Job
Can you copy out the records from the line that contains "Give me the" through the line that contains "option-a: A: 中国的教育太落后了 xyxy=(186,468,470,497)", both included, and leave out everything else?

Supplied material
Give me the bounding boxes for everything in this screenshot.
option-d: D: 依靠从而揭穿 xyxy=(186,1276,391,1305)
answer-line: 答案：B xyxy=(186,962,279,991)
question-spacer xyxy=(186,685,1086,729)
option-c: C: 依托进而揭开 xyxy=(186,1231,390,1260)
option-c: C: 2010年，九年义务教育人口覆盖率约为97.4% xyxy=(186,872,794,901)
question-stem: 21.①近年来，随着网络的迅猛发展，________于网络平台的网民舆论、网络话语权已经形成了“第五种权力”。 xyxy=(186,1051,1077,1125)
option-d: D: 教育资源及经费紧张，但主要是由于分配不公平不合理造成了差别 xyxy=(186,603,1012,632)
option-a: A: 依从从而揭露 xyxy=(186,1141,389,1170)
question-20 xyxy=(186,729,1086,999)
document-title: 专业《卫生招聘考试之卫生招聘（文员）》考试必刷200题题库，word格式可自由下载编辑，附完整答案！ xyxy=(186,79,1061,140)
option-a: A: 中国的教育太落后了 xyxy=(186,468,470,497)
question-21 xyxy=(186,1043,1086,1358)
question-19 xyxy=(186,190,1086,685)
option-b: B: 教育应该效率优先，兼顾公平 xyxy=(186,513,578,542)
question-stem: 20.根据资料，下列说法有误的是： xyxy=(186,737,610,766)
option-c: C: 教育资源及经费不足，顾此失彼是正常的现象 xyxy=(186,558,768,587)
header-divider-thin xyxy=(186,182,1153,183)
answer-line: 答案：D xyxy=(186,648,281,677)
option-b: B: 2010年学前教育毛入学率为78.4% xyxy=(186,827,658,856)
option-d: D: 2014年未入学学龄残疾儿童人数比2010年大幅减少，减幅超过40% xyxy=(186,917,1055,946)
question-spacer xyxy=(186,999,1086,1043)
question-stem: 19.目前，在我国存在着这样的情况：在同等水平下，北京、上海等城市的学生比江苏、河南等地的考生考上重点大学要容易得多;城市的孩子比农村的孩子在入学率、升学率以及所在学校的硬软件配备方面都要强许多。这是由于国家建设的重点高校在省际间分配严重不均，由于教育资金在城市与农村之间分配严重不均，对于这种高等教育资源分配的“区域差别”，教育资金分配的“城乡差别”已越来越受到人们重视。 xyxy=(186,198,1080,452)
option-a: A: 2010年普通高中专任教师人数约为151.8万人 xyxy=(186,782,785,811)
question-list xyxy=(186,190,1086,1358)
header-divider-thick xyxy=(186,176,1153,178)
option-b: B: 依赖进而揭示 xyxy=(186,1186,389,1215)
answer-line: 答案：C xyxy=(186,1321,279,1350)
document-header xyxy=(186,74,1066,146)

...

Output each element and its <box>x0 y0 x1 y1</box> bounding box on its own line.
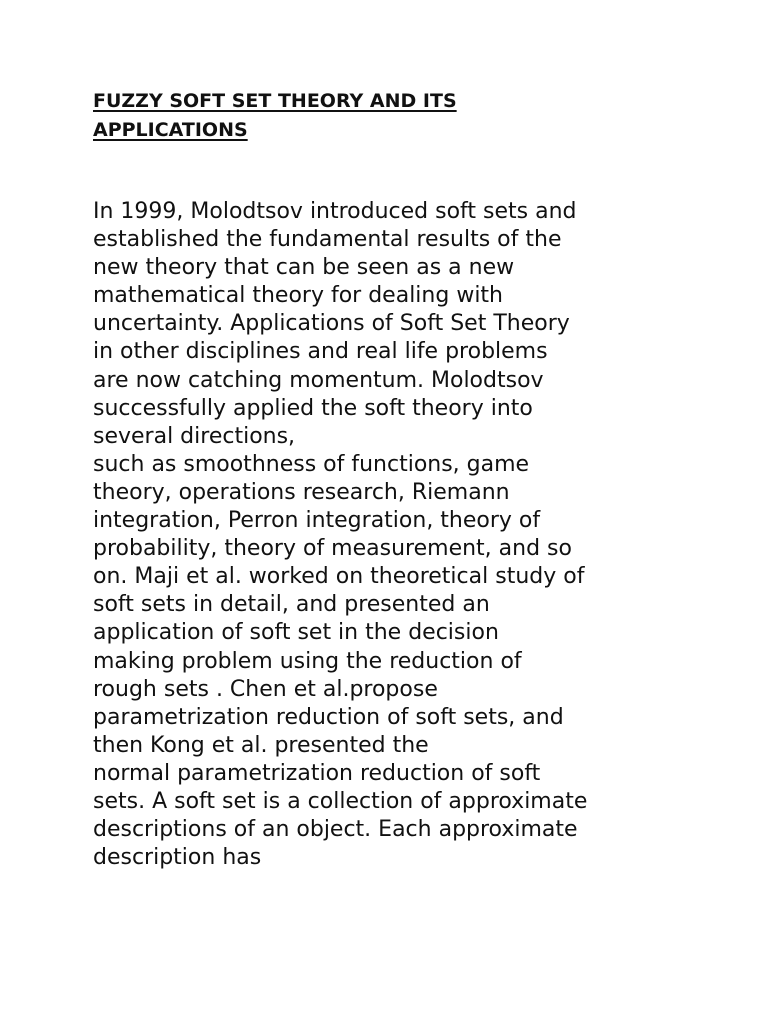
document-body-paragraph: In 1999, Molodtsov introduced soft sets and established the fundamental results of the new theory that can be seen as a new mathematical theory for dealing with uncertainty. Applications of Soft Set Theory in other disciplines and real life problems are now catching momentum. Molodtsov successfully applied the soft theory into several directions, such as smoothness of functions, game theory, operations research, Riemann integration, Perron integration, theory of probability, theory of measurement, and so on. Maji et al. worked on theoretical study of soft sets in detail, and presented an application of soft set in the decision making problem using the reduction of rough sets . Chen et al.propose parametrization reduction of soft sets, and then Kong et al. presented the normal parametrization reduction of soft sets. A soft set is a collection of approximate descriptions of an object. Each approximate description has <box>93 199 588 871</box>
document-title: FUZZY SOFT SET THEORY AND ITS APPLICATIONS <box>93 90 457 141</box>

Final result
Give me the bounding boxes for everything in this screenshot.
option-d: D: 依靠从而揭穿 xyxy=(186,1276,391,1305)
answer-line: 答案：B xyxy=(186,962,279,991)
question-spacer xyxy=(186,685,1086,729)
option-c: C: 依托进而揭开 xyxy=(186,1231,390,1260)
option-c: C: 2010年，九年义务教育人口覆盖率约为97.4% xyxy=(186,872,794,901)
question-stem: 21.①近年来，随着网络的迅猛发展，________于网络平台的网民舆论、网络话语权已经形成了“第五种权力”。 xyxy=(186,1051,1077,1125)
option-d: D: 教育资源及经费紧张，但主要是由于分配不公平不合理造成了差别 xyxy=(186,603,1012,632)
option-a: A: 依从从而揭露 xyxy=(186,1141,389,1170)
question-20 xyxy=(186,729,1086,999)
document-title: 专业《卫生招聘考试之卫生招聘（文员）》考试必刷200题题库，word格式可自由下载编辑，附完整答案！ xyxy=(186,79,1061,140)
option-a: A: 中国的教育太落后了 xyxy=(186,468,470,497)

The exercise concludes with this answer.